● Short problem
The required output is a single number: how many lines of the material contain the string "that".
● ● ●
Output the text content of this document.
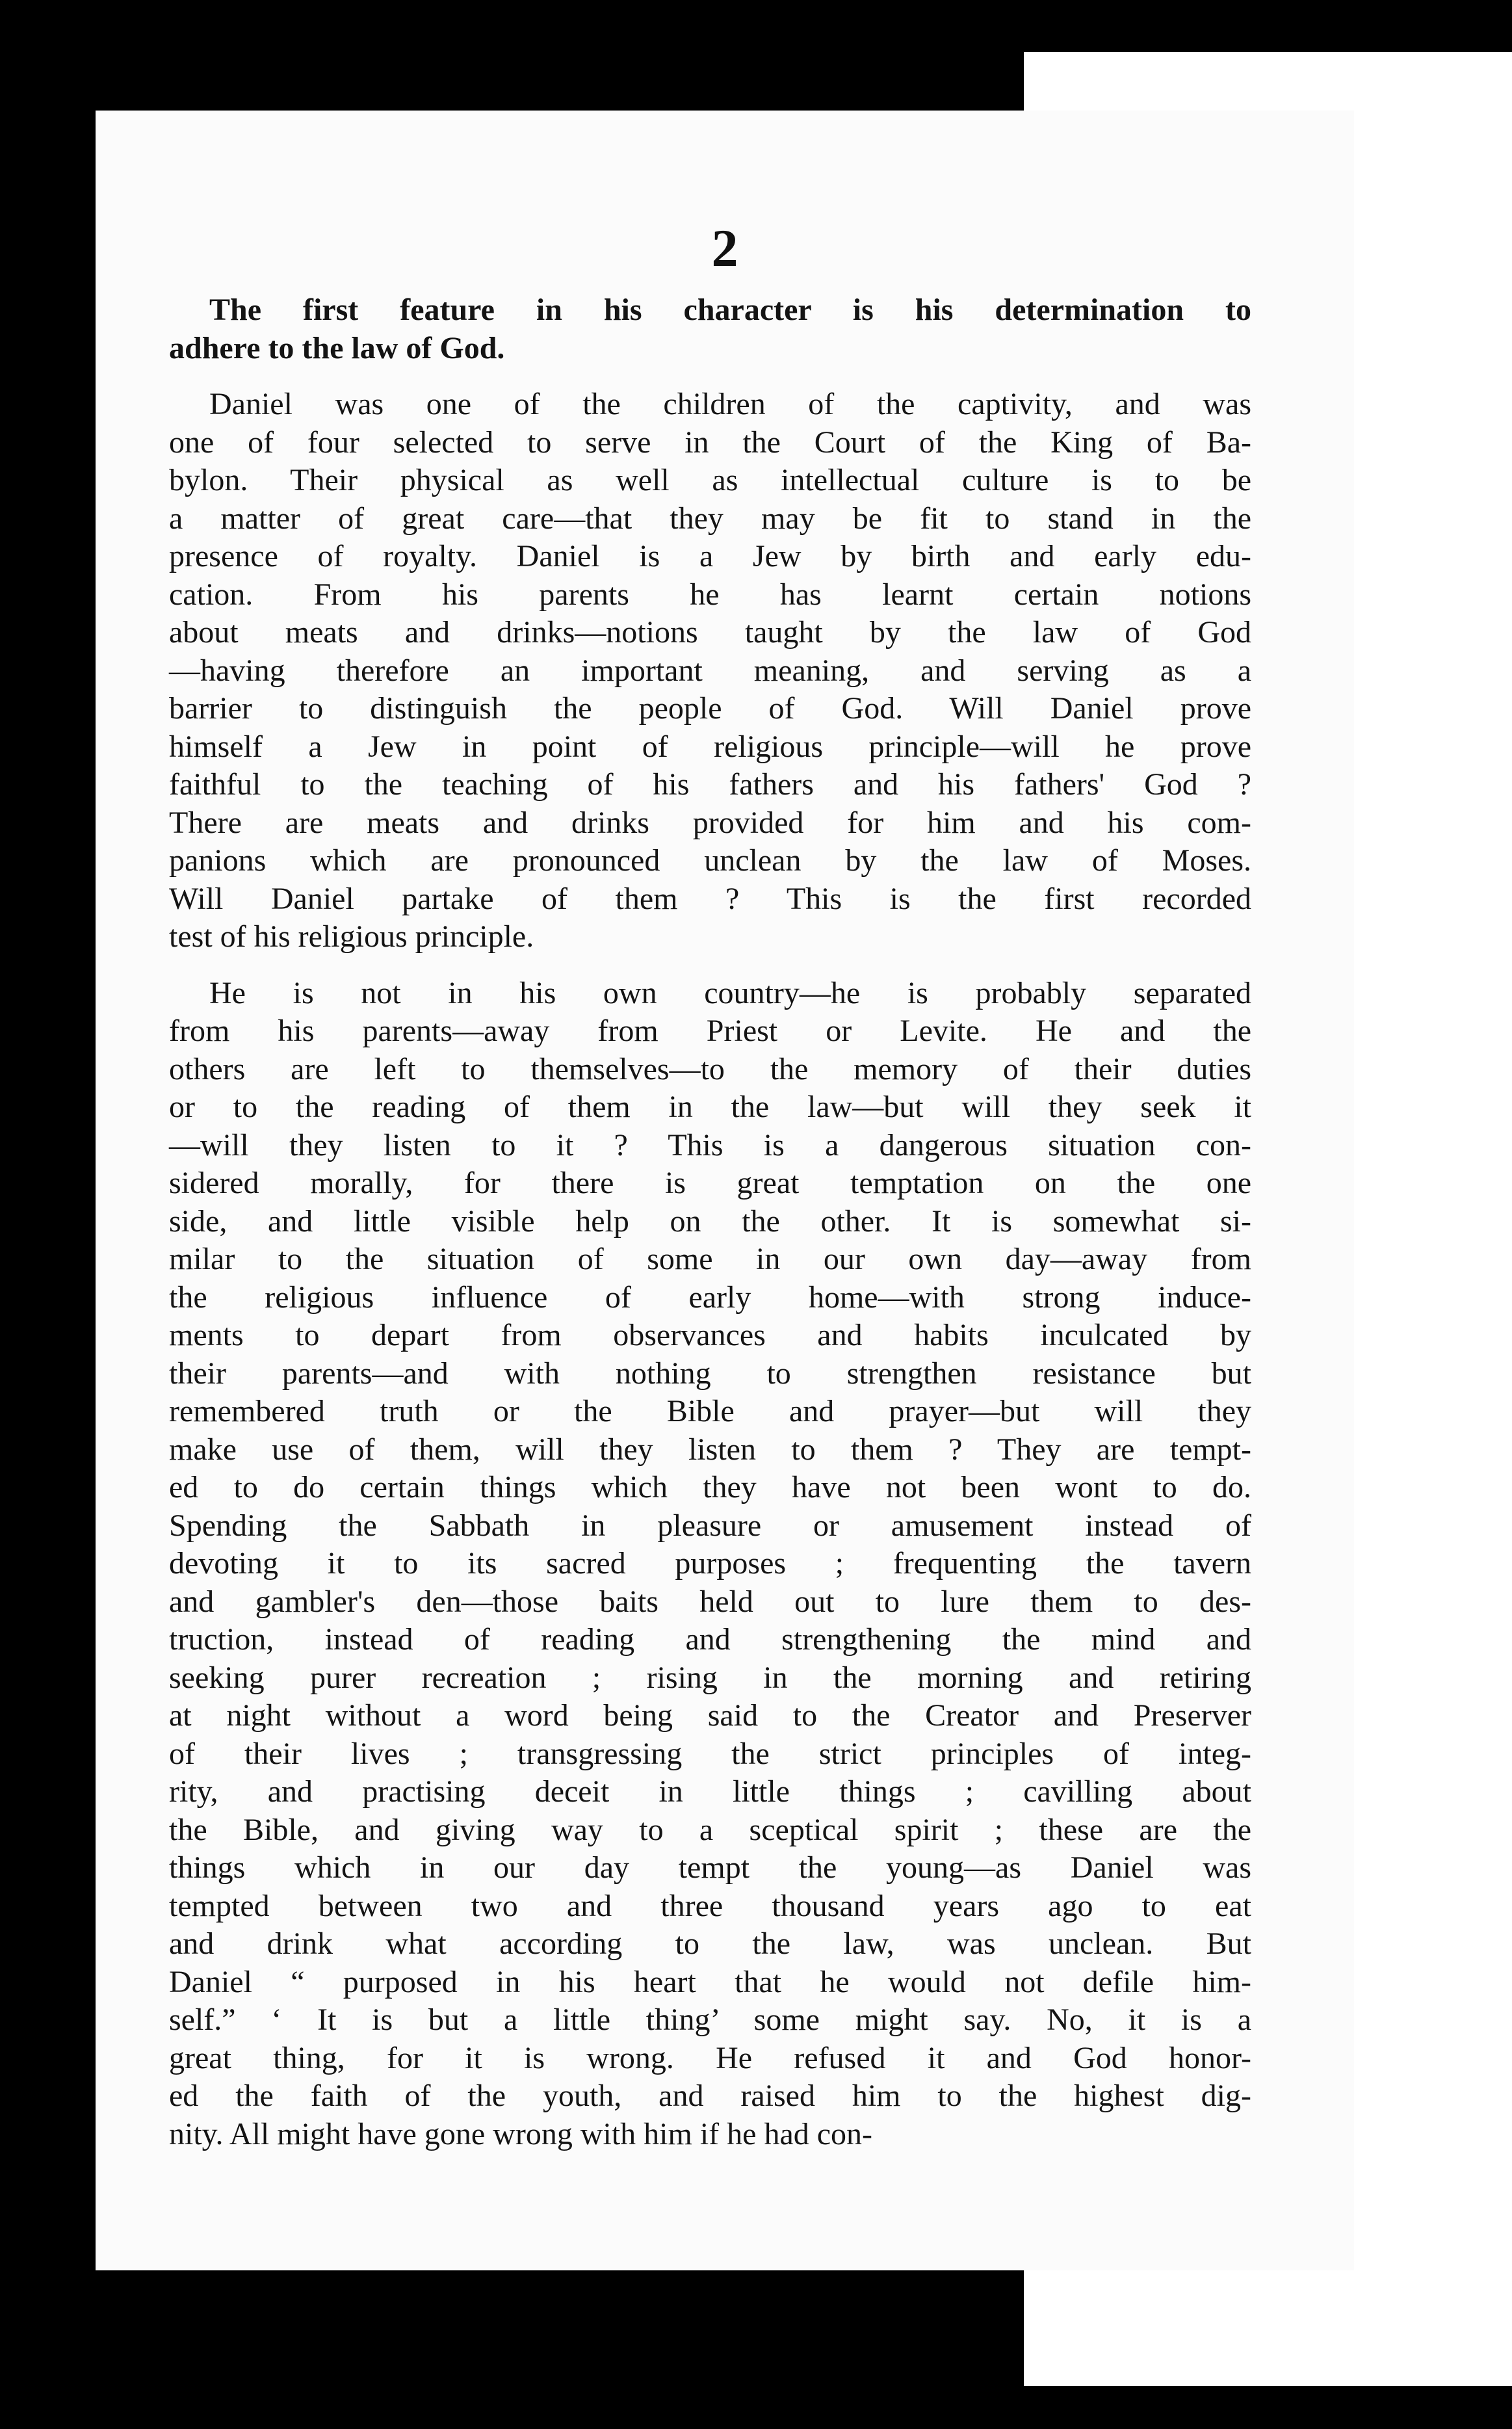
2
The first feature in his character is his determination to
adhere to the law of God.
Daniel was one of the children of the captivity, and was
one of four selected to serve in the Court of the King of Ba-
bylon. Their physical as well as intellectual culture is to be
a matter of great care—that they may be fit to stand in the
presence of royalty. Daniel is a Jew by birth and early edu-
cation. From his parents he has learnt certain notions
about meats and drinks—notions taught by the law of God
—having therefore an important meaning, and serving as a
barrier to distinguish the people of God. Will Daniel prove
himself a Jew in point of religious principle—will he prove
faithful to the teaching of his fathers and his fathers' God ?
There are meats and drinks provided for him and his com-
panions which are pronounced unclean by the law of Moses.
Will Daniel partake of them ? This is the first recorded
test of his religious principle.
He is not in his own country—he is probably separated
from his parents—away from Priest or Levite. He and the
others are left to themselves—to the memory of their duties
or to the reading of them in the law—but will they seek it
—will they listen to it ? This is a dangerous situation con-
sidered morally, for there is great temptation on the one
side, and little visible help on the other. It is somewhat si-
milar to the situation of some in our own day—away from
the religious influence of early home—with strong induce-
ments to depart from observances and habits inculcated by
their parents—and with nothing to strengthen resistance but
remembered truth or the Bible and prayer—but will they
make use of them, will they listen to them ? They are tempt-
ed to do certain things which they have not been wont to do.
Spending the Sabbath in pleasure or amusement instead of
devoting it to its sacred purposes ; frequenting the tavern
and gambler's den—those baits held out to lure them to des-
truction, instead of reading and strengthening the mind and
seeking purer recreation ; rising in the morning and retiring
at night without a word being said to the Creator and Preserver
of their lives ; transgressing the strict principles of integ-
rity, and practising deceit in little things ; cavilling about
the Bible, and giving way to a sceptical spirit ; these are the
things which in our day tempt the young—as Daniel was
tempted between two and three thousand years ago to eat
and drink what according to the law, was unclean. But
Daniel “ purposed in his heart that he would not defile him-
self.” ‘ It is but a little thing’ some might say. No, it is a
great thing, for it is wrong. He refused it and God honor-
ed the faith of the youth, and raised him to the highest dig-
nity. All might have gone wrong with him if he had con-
● ● ●
● Answer for the task
2